Look through the listing below and give the number of lines that hold "this". Say nothing more.

→ Data shown

>> begin

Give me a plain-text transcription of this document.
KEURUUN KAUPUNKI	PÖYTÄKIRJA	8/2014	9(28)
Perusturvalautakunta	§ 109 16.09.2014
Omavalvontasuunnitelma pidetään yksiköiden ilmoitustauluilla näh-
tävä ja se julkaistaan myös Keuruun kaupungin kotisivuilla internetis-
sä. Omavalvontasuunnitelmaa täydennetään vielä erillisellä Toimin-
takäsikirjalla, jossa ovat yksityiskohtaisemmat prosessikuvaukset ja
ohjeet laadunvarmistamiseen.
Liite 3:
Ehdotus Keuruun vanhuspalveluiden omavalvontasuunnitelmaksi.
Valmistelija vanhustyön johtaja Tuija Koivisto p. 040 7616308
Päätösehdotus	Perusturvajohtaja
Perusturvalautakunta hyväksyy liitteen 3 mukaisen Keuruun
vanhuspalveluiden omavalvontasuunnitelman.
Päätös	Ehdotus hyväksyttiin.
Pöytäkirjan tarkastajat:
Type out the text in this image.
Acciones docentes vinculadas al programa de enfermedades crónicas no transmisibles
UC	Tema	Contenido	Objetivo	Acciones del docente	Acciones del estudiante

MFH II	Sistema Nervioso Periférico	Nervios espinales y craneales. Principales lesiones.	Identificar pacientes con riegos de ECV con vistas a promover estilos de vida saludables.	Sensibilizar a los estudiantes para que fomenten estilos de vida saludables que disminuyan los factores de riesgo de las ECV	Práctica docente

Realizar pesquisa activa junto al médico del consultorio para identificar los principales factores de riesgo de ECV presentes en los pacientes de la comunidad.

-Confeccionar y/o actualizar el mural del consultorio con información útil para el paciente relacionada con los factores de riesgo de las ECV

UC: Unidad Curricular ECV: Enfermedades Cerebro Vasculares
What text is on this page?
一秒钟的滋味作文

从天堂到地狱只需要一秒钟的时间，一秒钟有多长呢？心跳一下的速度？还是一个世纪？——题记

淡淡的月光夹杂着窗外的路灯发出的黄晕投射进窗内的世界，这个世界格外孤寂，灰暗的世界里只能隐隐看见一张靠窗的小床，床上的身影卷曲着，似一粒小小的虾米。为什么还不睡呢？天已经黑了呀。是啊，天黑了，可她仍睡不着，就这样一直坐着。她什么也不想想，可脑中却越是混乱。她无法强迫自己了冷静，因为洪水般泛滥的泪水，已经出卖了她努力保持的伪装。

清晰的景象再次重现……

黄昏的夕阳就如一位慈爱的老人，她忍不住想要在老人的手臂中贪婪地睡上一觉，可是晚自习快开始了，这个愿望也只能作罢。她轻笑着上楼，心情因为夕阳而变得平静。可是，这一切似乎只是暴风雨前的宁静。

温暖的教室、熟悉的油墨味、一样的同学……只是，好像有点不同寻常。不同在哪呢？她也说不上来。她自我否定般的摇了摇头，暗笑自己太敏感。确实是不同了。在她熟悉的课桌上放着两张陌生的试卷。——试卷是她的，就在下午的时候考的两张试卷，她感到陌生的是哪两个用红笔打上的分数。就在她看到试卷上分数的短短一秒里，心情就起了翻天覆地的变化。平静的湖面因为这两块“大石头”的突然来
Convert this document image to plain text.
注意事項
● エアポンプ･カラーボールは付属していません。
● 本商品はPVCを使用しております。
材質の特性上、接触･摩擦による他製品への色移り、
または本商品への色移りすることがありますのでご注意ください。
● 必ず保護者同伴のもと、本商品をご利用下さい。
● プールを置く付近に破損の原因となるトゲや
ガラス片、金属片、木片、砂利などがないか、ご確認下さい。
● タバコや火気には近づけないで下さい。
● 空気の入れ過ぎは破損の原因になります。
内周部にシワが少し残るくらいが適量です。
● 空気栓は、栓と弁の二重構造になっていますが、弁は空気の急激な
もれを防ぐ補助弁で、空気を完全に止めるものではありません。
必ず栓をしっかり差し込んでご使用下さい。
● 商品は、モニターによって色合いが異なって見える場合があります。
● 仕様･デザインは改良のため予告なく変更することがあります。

>> end

→ Finished answer
4